- Problem to solve -
The answer is one number: how many lines in the data below hold "растений".

Collection entries:
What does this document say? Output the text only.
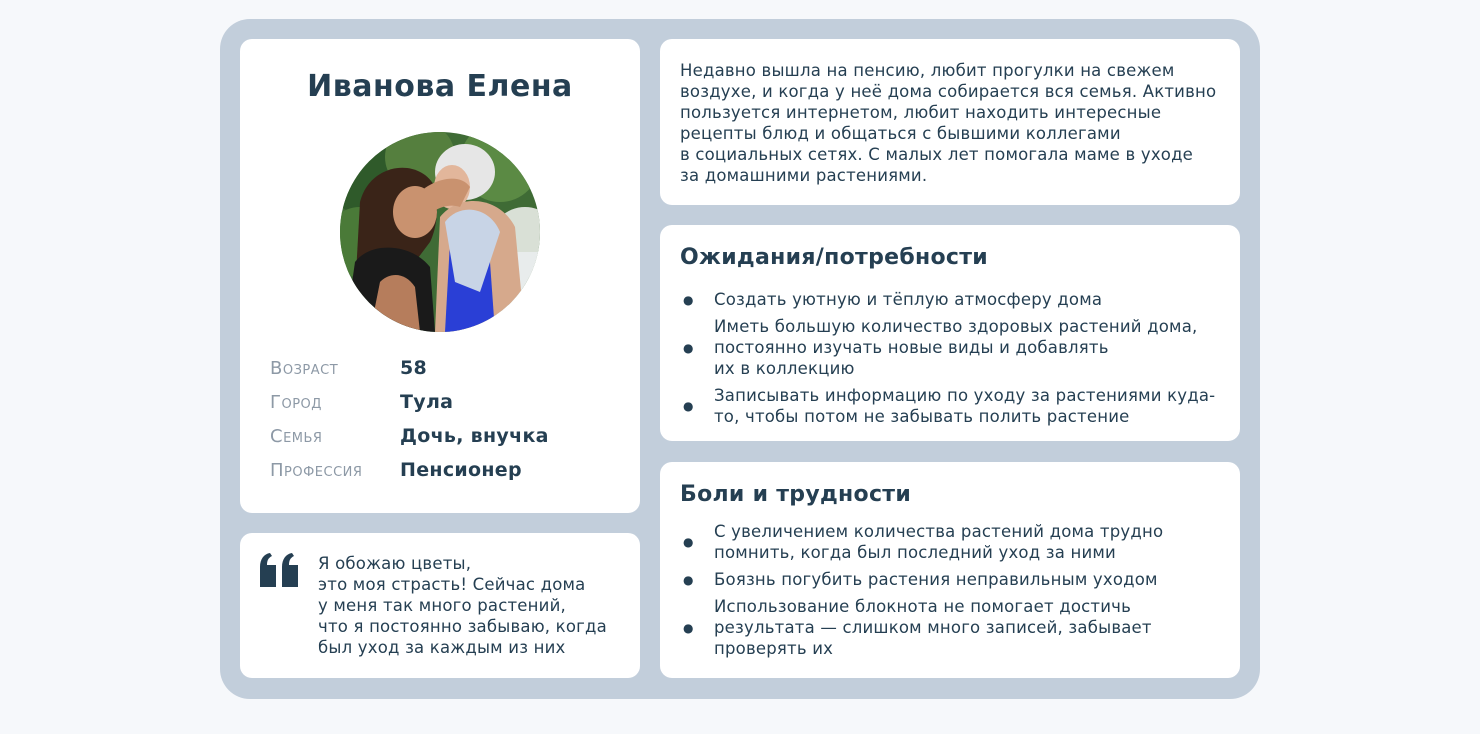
Иванова Елена
Возраст	58
Город	Тула
Семья	Дочь, внучка
Профессия	Пенсионер
Я обожаю цветы,
это моя страсть! Сейчас дома
у меня так много растений,
что я постоянно забываю, когда
был уход за каждым из них
Недавно вышла на пенсию, любит прогулки на свежем
воздухе, и когда у неё дома собирается вся семья. Активно
пользуется интернетом, любит находить интересные
рецепты блюд и общаться с бывшими коллегами
в социальных сетях. С малых лет помогала маме в уходе
за домашними растениями.
Ожидания/потребности
●	Создать уютную и тёплую атмосферу дома
●
Иметь большую количество здоровых растений дома,
постоянно изучать новые виды и добавлять
их в коллекцию
●
Записывать информацию по уходу за растениями куда-
то, чтобы потом не забывать полить растение
Боли и трудности
●
С увеличением количества растений дома трудно
помнить, когда был последний уход за ними
●	Боязнь погубить растения неправильным уходом
●
Использование блокнота не помогает достичь
результата — слишком много записей, забывает
проверять их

- Final result -
3